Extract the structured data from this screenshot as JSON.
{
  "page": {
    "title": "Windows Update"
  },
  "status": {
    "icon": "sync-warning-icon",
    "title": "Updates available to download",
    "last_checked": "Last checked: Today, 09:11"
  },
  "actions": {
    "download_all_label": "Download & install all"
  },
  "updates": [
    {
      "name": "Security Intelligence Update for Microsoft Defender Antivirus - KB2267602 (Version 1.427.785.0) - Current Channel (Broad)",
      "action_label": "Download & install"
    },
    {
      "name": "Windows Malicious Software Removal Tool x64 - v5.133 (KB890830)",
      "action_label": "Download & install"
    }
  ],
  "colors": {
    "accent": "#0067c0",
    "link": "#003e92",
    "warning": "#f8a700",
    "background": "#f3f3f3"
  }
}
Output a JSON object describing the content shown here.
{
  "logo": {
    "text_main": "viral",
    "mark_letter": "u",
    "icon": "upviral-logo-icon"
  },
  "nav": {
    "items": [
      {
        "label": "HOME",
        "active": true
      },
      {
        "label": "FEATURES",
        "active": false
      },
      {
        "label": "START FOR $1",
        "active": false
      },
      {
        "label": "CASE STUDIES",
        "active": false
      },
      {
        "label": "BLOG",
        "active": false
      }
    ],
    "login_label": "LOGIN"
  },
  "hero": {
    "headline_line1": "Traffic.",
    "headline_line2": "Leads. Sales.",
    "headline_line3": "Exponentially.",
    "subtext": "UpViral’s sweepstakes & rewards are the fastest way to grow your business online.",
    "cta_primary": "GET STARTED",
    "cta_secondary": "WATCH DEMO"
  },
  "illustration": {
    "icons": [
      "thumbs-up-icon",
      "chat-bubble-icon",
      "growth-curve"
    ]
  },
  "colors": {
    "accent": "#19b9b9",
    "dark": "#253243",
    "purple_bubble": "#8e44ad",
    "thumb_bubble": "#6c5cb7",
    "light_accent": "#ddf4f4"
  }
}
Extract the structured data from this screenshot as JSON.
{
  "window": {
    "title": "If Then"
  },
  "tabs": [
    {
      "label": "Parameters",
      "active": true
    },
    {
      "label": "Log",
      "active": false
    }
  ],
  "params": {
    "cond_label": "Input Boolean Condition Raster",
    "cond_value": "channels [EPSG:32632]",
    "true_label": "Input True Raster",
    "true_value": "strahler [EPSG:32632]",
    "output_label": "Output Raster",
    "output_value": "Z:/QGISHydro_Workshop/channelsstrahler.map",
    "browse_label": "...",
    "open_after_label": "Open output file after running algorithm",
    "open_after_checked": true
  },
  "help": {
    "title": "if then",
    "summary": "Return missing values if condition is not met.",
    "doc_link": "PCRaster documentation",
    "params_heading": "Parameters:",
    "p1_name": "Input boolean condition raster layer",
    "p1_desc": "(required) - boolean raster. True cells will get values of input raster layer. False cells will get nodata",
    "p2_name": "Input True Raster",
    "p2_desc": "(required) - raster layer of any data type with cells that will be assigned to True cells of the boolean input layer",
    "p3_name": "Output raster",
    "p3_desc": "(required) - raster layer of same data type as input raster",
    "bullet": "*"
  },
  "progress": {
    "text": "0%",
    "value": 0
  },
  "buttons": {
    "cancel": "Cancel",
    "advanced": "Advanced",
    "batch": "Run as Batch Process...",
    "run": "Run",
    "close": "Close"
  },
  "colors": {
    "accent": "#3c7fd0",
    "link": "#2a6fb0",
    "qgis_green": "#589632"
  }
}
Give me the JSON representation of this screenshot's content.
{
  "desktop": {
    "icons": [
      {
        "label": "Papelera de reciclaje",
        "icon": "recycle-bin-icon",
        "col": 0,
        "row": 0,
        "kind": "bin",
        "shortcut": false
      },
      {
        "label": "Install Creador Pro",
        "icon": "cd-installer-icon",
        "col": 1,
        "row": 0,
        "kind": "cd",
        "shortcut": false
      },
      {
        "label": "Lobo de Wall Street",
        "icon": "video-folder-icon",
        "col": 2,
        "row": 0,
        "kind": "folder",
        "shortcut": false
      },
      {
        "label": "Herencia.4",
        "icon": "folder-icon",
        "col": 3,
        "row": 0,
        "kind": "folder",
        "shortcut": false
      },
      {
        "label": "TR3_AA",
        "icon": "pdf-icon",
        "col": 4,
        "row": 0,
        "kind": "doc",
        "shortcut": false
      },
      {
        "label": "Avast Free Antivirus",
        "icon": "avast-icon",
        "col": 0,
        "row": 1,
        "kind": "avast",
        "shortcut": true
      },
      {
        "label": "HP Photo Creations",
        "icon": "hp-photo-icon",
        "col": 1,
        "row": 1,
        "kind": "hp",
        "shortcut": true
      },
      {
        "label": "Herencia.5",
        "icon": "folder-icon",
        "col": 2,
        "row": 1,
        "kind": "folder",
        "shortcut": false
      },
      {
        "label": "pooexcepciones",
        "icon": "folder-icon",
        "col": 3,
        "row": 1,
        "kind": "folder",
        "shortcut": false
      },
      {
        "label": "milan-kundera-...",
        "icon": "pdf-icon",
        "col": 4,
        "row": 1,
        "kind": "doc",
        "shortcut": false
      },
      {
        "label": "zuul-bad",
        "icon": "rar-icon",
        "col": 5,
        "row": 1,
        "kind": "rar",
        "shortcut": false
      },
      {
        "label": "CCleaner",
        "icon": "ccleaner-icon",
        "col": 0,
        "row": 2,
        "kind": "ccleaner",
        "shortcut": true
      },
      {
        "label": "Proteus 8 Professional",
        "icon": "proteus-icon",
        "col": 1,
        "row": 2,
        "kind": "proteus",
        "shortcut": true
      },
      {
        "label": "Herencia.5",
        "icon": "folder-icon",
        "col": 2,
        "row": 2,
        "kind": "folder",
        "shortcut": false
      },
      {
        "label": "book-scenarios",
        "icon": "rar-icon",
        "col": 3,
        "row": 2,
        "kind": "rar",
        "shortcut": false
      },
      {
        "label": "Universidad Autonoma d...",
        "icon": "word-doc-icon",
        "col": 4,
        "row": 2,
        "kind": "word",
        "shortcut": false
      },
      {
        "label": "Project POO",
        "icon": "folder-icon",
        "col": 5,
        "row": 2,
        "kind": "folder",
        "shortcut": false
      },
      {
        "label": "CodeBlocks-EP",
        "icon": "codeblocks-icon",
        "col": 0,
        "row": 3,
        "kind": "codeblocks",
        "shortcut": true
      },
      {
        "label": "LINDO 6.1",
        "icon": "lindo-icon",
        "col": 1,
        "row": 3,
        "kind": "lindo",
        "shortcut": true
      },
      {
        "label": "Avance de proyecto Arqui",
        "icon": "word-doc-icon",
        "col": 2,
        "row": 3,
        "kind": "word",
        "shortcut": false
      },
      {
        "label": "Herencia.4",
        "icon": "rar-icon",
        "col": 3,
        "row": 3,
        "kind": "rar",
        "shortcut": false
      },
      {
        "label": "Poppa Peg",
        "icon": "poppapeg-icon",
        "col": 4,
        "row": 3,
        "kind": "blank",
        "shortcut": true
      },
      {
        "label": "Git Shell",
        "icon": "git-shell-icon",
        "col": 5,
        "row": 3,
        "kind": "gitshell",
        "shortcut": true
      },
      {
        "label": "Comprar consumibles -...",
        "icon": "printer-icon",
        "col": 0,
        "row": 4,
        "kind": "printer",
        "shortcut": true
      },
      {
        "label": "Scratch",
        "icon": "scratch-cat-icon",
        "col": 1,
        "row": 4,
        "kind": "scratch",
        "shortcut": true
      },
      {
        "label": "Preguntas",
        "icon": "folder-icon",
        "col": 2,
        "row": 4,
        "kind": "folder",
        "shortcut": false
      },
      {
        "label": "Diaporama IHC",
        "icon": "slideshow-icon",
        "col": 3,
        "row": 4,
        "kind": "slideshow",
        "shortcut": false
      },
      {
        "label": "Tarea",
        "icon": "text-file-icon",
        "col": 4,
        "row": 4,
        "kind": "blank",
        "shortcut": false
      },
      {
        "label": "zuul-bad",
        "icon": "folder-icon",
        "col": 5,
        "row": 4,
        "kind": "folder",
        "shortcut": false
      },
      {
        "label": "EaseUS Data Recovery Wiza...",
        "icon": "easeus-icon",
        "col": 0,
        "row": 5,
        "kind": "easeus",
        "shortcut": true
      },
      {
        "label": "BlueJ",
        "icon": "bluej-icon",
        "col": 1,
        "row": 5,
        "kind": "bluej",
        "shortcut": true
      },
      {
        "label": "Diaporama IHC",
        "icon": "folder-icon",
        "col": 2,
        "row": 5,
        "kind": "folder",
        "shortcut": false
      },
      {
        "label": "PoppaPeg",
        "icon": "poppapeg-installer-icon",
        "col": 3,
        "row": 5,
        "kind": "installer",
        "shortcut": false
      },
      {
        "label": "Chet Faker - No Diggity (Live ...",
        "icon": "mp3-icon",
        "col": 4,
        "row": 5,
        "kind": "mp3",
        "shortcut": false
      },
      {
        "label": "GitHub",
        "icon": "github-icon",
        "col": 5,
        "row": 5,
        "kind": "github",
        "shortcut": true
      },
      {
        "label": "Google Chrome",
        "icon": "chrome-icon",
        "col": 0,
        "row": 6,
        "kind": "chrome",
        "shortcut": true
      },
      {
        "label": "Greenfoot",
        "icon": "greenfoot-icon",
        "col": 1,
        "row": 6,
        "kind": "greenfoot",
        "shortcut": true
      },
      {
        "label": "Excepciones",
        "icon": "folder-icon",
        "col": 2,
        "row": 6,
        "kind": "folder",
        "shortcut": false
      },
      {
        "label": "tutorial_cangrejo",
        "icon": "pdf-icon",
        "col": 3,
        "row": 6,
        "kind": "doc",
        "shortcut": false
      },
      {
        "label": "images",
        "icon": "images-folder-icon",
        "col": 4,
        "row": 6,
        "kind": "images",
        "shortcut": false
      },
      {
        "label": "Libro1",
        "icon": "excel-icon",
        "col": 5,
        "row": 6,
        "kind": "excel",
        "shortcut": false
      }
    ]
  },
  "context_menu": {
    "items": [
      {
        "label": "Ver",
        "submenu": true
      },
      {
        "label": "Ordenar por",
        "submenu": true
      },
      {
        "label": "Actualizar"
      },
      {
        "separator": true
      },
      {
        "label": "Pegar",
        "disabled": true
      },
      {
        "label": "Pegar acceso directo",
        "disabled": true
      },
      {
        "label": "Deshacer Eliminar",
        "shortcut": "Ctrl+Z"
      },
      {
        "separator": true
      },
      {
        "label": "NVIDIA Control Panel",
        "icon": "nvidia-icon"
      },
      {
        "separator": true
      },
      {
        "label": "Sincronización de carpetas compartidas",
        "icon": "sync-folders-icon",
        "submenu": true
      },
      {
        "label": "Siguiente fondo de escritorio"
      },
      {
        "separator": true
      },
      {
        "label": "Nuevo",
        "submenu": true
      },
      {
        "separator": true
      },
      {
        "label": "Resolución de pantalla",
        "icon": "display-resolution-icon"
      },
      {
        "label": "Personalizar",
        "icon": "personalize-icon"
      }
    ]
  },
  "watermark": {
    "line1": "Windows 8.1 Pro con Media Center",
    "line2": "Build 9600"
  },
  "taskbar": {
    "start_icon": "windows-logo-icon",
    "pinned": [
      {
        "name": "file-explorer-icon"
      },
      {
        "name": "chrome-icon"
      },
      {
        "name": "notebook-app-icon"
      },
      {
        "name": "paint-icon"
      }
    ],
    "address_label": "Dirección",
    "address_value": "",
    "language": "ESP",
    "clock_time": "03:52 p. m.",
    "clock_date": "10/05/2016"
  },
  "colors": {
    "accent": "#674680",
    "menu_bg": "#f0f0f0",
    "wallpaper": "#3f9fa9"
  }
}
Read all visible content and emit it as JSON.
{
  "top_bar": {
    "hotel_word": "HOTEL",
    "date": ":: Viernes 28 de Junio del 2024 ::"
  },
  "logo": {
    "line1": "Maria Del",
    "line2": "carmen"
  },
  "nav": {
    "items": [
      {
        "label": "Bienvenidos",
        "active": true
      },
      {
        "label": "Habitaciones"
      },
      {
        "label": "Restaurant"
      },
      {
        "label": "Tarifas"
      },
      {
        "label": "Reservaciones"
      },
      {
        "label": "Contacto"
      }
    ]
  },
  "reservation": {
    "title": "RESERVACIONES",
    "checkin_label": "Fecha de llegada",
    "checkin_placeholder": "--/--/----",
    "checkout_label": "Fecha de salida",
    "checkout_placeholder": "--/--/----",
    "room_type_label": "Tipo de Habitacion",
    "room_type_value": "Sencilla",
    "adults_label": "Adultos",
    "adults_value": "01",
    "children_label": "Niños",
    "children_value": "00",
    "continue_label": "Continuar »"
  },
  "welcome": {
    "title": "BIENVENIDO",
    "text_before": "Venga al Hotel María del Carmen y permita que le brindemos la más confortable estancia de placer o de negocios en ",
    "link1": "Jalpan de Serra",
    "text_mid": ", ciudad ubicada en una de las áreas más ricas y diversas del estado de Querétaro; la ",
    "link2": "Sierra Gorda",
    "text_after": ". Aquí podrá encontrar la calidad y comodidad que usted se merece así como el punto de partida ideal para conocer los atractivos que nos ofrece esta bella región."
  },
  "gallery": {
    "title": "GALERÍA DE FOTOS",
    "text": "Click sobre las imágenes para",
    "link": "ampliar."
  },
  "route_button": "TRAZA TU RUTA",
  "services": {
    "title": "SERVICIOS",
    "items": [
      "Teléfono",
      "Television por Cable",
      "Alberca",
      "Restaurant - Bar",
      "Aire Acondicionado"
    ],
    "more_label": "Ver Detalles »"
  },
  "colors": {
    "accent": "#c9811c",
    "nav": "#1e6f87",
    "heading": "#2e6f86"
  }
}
====================
▶ [EXERCISE GOAL]
How many lines in these entries contain the string "warning"? State the number and nothing more.

▶ [FINISHED TASK]
2